Task – Copy every line of the material below word for word.

Records shown –
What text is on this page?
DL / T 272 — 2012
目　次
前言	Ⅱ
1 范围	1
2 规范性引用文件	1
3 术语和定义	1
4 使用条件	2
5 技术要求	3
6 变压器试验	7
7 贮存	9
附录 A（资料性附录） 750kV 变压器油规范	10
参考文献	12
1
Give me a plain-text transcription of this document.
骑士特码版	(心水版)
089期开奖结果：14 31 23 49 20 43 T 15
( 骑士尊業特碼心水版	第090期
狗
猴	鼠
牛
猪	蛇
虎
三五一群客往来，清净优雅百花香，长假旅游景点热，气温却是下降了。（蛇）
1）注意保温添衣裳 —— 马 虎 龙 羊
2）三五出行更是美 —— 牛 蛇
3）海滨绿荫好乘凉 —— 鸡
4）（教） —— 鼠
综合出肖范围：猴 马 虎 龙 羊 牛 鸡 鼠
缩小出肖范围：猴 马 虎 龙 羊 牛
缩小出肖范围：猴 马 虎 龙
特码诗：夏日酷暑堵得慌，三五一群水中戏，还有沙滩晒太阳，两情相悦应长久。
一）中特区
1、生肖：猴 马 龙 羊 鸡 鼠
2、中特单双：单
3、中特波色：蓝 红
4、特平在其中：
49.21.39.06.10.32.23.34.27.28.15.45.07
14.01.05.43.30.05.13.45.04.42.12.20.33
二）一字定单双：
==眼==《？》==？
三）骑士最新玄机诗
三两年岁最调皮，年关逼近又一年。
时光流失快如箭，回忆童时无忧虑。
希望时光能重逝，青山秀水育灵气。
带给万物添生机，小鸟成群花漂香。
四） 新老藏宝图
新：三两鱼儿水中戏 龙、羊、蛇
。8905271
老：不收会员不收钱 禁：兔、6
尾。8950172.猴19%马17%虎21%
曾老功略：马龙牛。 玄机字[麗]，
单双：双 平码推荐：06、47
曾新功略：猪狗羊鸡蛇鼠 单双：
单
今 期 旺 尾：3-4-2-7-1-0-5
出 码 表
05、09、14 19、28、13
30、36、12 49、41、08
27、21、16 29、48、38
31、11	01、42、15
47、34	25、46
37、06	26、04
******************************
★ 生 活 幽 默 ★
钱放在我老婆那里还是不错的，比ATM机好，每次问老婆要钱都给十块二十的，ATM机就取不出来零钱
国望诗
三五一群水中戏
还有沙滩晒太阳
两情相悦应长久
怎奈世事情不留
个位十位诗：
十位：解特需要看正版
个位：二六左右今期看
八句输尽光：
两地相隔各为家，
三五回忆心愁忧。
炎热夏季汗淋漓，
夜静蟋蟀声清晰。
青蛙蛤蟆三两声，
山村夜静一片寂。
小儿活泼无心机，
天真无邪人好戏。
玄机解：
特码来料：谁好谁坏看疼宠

Response for this exercise –
What text is on this page?
DL / T 272 — 2012
目　次
前言	Ⅱ
1 范围	1
2 规范性引用文件	1
3 术语和定义	1
4 使用条件	2
5 技术要求	3
6 变压器试验	7
7 贮存	9
附录 A（资料性附录） 750kV 变压器油规范	10
参考文献	12
1
Give me a plain-text transcription of this document.
骑士特码版	(心水版)
089期开奖结果：14 31 23 49 20 43 T 15
( 骑士尊業特碼心水版	第090期
狗
猴	鼠
牛
猪	蛇
虎
三五一群客往来，清净优雅百花香，长假旅游景点热，气温却是下降了。（蛇）
1）注意保温添衣裳 —— 马 虎 龙 羊
2）三五出行更是美 —— 牛 蛇
3）海滨绿荫好乘凉 —— 鸡
4）（教） —— 鼠
综合出肖范围：猴 马 虎 龙 羊 牛 鸡 鼠
缩小出肖范围：猴 马 虎 龙 羊 牛
缩小出肖范围：猴 马 虎 龙
特码诗：夏日酷暑堵得慌，三五一群水中戏，还有沙滩晒太阳，两情相悦应长久。
一）中特区
1、生肖：猴 马 龙 羊 鸡 鼠
2、中特单双：单
3、中特波色：蓝 红
4、特平在其中：
49.21.39.06.10.32.23.34.27.28.15.45.07
14.01.05.43.30.05.13.45.04.42.12.20.33
二）一字定单双：
==眼==《？》==？
三）骑士最新玄机诗
三两年岁最调皮，年关逼近又一年。
时光流失快如箭，回忆童时无忧虑。
希望时光能重逝，青山秀水育灵气。
带给万物添生机，小鸟成群花漂香。
四） 新老藏宝图
新：三两鱼儿水中戏 龙、羊、蛇
。8905271
老：不收会员不收钱 禁：兔、6
尾。8950172.猴19%马17%虎21%
曾老功略：马龙牛。 玄机字[麗]，
单双：双 平码推荐：06、47
曾新功略：猪狗羊鸡蛇鼠 单双：
单
今 期 旺 尾：3-4-2-7-1-0-5
出 码 表
05、09、14 19、28、13
30、36、12 49、41、08
27、21、16 29、48、38
31、11	01、42、15
47、34	25、46
37、06	26、04
******************************
★ 生 活 幽 默 ★
钱放在我老婆那里还是不错的，比ATM机好，每次问老婆要钱都给十块二十的，ATM机就取不出来零钱
国望诗
三五一群水中戏
还有沙滩晒太阳
两情相悦应长久
怎奈世事情不留
个位十位诗：
十位：解特需要看正版
个位：二六左右今期看
八句输尽光：
两地相隔各为家，
三五回忆心愁忧。
炎热夏季汗淋漓，
夜静蟋蟀声清晰。
青蛙蛤蟆三两声，
山村夜静一片寂。
小儿活泼无心机，
天真无邪人好戏。
玄机解：
特码来料：谁好谁坏看疼宠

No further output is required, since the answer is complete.